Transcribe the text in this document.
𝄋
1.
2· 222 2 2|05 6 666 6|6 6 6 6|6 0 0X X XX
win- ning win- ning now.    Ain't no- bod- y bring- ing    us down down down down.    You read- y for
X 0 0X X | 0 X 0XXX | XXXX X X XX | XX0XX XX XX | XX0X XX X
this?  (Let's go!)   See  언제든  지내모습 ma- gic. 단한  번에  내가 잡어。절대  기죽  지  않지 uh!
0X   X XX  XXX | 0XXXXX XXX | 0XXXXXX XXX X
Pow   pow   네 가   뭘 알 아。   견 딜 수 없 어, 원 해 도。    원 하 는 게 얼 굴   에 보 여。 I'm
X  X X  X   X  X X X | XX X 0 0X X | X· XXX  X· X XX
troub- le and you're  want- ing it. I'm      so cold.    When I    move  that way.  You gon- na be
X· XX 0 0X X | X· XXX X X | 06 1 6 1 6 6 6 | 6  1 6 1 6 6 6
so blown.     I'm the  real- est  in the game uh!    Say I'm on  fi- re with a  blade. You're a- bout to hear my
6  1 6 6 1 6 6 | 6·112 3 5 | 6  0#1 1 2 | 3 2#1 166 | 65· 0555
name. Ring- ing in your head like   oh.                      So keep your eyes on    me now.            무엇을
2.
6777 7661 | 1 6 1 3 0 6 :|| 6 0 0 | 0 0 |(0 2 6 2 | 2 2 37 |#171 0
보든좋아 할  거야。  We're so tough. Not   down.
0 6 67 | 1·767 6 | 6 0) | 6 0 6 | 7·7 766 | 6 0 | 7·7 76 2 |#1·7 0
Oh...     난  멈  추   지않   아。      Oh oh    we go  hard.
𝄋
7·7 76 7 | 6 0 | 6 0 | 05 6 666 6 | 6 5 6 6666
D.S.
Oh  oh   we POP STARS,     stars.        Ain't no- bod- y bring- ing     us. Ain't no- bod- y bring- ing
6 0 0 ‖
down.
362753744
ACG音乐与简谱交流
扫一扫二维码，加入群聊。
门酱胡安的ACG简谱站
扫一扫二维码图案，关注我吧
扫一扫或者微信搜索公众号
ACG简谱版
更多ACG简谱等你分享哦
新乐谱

***

**Instructions for the task**
Quote each line above in full, word for word.

**Result of the task**
Transcribe the text in this document.
𝄋
1.
2· 222 2 2|05 6 666 6|6 6 6 6|6 0 0X X XX
win- ning win- ning now.    Ain't no- bod- y bring- ing    us down down down down.    You read- y for
X 0 0X X | 0 X 0XXX | XXXX X X XX | XX0XX XX XX | XX0X XX X
this?  (Let's go!)   See  언제든  지내모습 ma- gic. 단한  번에  내가 잡어。절대  기죽  지  않지 uh!
0X   X XX  XXX | 0XXXXX XXX | 0XXXXXX XXX X
Pow   pow   네 가   뭘 알 아。   견 딜 수 없 어, 원 해 도。    원 하 는 게 얼 굴   에 보 여。 I'm
X  X X  X   X  X X X | XX X 0 0X X | X· XXX  X· X XX
troub- le and you're  want- ing it. I'm      so cold.    When I    move  that way.  You gon- na be
X· XX 0 0X X | X· XXX X X | 06 1 6 1 6 6 6 | 6  1 6 1 6 6 6
so blown.     I'm the  real- est  in the game uh!    Say I'm on  fi- re with a  blade. You're a- bout to hear my
6  1 6 6 1 6 6 | 6·112 3 5 | 6  0#1 1 2 | 3 2#1 166 | 65· 0555
name. Ring- ing in your head like   oh.                      So keep your eyes on    me now.            무엇을
2.
6777 7661 | 1 6 1 3 0 6 :|| 6 0 0 | 0 0 |(0 2 6 2 | 2 2 37 |#171 0
보든좋아 할  거야。  We're so tough. Not   down.
0 6 67 | 1·767 6 | 6 0) | 6 0 6 | 7·7 766 | 6 0 | 7·7 76 2 |#1·7 0
Oh...     난  멈  추   지않   아。      Oh oh    we go  hard.
𝄋
7·7 76 7 | 6 0 | 6 0 | 05 6 666 6 | 6 5 6 6666
D.S.
Oh  oh   we POP STARS,     stars.        Ain't no- bod- y bring- ing     us. Ain't no- bod- y bring- ing
6 0 0 ‖
down.
362753744
ACG音乐与简谱交流
扫一扫二维码，加入群聊。
门酱胡安的ACG简谱站
扫一扫二维码图案，关注我吧
扫一扫或者微信搜索公众号
ACG简谱版
更多ACG简谱等你分享哦
新乐谱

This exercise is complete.